> TEXT ZUM LESEN:

# html exe-datei



## lol1983 (2. Oktober 2010)

Tag zusammen.

ich habe mehrere HTML Datein mit dem Editor erstellt und würde die gerne in ein einziges Dokument machen/umwandeln so das nur die Hauptdomain zusehen ist. Frage ist das überhaupt möglich vielleicht mit Dreamviewer oder ein anderen tool aber so das ich weiter die einzelnen Seiten bearbeiten kann. ;-)

vielen Dank für eure Mühe.

MFG dragon/lol1983


----------



## akrite (2. Oktober 2010)

...Du schreibst nichts über die Struktur der einzelnen HTML-Seite. Sind sie abhängig von einander? Und was ist da Zielmedium, Internet, CD ? Ohne die Einschränkung "das ich weiter die einzelnen Seiten bearbeiten kann" hätte ich spontan auf HTML Executable getippt. So aber, bleibt nur der Weg des Ineinanderkopieren, sprich eine Masterseite erstellen, in der Du mittels Anchor *a href="#Sprungstelle1*" an die entsprechende Stelle(Sprungstelle1) Deiner Masterseite springst, wo sich die eingefügte Seite befindet.


----------



## lol1983 (2. Oktober 2010)

sie sind abhängig von einander praktisch alle den selben style und andere inhalt.

zielmedium ist online homepage.

das mit der sprungstelle kenne ich nicht, deswegen frage ich ja ob das möglich wäre.


----------



## SpiceLab (2. Oktober 2010)

lol1983 hat gesagt.:


> das mit der sprungstelle kenne ich nicht


Dem kann hier  Abhilfe geleistet werden: Anker definieren und Verweise zu Ankern.


----------



## akrite (2. Oktober 2010)

wenn online das Medium ist, warum dann nicht verschiedene Seiten? Macht es bedeutend einfacher zu lesen, die Anker-Tags sind IMHO kaum noch zu finden , quasi obsolete! Früher, als JavaScript und CSS noch unheimliches Teufelszeug war, so mitte/ende der '90er da habe ich das auch noch verwendet.


----------



## lol1983 (3. Oktober 2010)

ich wollte nur mal fragen ob das möglich ist, weil ich es schöner finde wenn nur meine hauptdomaine da steht.


----------



## SpiceLab (3. Oktober 2010)

Was soll denn daran nicht möglich sein, mehrere HML-Seiten in einem einzigen Dokument zu vereinen?

> ROHDATEN:
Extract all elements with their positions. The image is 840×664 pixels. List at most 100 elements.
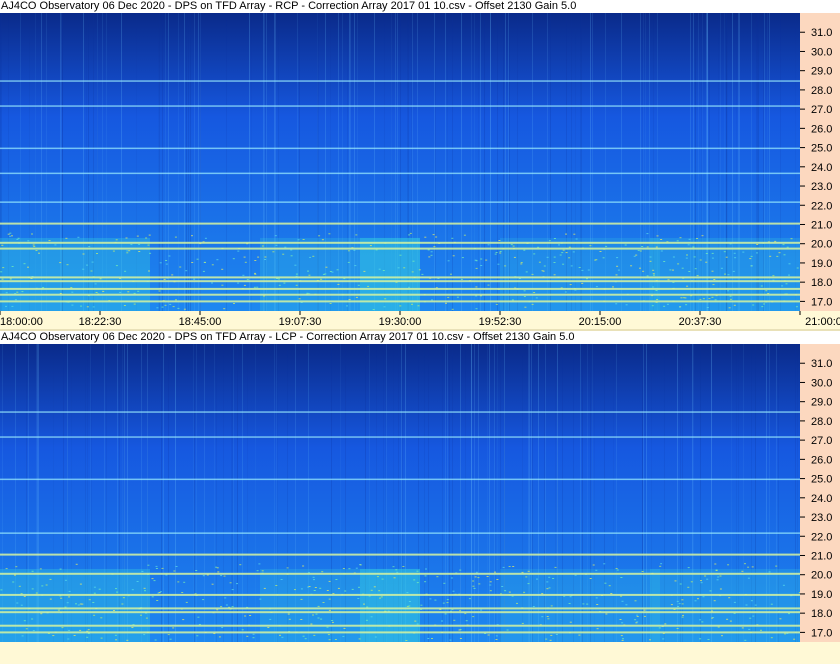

> DEINE AUFGABE: Auf welches Programm hätte akrite im Forumsbeitrag über das Zusammenführen von HTML-Dateien ohne die Bedingung, die einzelnen Seiten weiter bearbeiten zu können, spontan getippt?

> LÖSUNG DER AUFGABE: Auf HTML Executable.